Aim of the exercise:
Look for the word "your" in the entries below, then copy every line that has it.

(Dataset records)
start

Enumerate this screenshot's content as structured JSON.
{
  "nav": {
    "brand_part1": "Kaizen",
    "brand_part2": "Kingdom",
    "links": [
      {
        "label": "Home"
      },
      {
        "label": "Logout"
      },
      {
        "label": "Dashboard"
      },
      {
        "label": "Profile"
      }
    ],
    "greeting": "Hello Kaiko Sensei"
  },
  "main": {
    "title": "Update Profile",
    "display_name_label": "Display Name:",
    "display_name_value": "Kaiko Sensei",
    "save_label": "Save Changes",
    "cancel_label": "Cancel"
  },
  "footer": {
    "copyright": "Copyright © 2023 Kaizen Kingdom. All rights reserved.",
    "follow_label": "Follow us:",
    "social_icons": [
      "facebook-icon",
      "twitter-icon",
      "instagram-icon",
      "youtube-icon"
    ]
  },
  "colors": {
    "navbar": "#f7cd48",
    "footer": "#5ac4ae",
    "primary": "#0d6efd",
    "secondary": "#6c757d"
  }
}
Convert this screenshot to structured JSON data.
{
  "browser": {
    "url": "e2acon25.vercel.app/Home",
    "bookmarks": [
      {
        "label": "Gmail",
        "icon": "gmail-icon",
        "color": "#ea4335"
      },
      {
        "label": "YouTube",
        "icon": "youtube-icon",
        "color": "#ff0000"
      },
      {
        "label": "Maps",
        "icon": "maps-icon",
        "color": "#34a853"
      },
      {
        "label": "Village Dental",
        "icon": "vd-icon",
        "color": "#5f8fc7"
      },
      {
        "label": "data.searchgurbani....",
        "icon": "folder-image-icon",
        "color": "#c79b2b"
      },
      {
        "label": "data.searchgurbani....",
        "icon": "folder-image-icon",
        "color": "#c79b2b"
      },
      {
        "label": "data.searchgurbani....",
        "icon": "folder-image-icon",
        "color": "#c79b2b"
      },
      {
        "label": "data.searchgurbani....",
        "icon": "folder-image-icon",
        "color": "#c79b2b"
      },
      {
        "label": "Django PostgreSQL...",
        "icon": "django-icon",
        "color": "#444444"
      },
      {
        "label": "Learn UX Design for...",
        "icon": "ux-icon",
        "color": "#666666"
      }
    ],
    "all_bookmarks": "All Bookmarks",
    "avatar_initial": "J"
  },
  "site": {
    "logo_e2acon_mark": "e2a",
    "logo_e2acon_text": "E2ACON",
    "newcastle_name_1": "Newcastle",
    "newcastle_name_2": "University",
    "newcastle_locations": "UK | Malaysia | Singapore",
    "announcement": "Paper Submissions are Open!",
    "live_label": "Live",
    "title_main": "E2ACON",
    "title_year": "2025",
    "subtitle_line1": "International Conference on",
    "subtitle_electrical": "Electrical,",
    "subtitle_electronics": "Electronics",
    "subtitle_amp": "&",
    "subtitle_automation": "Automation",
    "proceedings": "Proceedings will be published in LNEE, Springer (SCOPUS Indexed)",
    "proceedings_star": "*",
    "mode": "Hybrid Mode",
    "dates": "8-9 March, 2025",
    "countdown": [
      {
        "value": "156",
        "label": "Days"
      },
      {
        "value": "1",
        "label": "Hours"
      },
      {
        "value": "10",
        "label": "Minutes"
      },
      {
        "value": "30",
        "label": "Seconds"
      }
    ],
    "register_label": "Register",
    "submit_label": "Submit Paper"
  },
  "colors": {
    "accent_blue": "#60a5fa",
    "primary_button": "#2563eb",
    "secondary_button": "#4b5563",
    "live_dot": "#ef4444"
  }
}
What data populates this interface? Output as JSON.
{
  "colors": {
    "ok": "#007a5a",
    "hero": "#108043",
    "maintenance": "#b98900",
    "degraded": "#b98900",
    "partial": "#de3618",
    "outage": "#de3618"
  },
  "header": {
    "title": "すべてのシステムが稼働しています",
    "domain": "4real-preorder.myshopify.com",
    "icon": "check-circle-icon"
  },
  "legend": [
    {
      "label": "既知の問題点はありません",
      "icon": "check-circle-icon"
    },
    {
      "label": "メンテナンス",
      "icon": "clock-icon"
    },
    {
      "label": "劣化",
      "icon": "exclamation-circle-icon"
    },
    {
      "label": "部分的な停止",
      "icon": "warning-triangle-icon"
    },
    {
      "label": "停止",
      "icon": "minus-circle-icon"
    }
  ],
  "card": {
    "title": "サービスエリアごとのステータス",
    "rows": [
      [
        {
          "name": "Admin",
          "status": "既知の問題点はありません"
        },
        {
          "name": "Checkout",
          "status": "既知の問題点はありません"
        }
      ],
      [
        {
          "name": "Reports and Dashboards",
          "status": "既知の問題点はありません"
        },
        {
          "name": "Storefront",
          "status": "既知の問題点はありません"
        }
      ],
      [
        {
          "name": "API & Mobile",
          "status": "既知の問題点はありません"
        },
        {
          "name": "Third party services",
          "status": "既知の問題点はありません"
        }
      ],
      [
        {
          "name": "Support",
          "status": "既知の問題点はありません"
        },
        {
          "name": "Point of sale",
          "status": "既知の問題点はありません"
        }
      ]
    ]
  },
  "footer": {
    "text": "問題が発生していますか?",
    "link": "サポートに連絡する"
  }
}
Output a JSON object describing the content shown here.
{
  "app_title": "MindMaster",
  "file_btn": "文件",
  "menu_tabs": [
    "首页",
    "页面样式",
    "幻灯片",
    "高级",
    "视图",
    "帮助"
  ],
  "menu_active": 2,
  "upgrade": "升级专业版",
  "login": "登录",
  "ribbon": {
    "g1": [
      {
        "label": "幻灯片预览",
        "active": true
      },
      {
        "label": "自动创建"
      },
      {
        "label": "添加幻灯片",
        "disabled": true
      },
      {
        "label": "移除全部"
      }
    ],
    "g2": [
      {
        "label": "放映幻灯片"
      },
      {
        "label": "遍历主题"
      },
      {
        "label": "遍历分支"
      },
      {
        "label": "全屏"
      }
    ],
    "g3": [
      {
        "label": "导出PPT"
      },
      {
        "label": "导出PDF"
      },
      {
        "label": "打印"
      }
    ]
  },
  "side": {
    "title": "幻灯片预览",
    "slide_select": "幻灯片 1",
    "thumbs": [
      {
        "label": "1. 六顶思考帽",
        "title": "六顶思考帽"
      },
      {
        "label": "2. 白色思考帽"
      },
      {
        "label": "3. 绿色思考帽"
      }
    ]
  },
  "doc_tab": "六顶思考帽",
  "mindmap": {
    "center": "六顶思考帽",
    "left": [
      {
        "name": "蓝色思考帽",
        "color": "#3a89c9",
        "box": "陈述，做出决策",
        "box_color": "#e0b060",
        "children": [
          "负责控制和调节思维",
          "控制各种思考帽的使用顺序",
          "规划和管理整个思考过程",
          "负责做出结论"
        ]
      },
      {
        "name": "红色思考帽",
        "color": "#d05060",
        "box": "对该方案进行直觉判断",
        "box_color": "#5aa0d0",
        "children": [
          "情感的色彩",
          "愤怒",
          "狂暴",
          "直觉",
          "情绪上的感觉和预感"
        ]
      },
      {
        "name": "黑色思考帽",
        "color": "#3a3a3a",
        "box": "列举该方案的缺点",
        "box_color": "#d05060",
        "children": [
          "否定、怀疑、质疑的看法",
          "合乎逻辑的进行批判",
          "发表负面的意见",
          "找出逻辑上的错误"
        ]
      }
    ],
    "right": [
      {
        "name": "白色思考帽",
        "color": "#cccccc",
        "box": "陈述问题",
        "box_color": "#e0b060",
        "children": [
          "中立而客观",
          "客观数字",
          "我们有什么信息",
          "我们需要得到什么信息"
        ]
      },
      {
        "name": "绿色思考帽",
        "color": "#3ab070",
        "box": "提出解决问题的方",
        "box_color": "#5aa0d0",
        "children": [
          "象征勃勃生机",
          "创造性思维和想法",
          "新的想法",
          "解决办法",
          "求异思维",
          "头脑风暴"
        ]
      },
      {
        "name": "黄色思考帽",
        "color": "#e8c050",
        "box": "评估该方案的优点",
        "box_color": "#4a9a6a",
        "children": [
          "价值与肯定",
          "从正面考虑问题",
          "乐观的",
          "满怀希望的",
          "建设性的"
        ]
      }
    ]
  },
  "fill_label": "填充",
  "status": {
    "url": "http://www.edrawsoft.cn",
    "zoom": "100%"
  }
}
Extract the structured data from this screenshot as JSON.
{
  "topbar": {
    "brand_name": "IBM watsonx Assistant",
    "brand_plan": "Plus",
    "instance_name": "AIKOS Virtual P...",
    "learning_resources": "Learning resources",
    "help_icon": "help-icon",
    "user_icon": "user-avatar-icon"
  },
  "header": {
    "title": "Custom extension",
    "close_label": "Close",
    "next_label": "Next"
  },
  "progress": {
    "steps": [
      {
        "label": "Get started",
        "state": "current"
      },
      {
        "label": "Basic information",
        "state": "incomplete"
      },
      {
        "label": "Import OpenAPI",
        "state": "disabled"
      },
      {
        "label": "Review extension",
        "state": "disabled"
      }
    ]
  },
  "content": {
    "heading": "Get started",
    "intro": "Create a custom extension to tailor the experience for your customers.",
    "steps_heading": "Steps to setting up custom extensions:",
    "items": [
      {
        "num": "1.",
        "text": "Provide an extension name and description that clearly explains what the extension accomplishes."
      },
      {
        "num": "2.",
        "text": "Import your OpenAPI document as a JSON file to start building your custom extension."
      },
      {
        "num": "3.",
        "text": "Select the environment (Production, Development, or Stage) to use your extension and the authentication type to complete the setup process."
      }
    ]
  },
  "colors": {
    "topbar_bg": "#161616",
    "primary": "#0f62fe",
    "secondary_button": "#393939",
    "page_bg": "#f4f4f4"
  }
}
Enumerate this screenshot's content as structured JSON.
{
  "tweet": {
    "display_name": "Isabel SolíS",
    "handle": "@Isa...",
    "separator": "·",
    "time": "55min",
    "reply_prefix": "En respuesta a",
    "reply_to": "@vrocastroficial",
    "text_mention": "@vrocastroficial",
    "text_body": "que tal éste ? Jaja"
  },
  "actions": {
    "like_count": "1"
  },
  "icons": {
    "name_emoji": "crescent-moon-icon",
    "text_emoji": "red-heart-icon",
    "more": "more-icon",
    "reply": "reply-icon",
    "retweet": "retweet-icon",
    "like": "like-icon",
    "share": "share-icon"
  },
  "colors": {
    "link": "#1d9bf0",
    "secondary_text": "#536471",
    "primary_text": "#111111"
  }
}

end

Exercise solution:
    "intro": "Create a custom extension to tailor the experience for your customers.",
        "text": "Import your OpenAPI document as a JSON file to start building your custom extension."
        "text": "Select the environment (Production, Development, or Stage) to use your extension and the authentication type to complete the setup process."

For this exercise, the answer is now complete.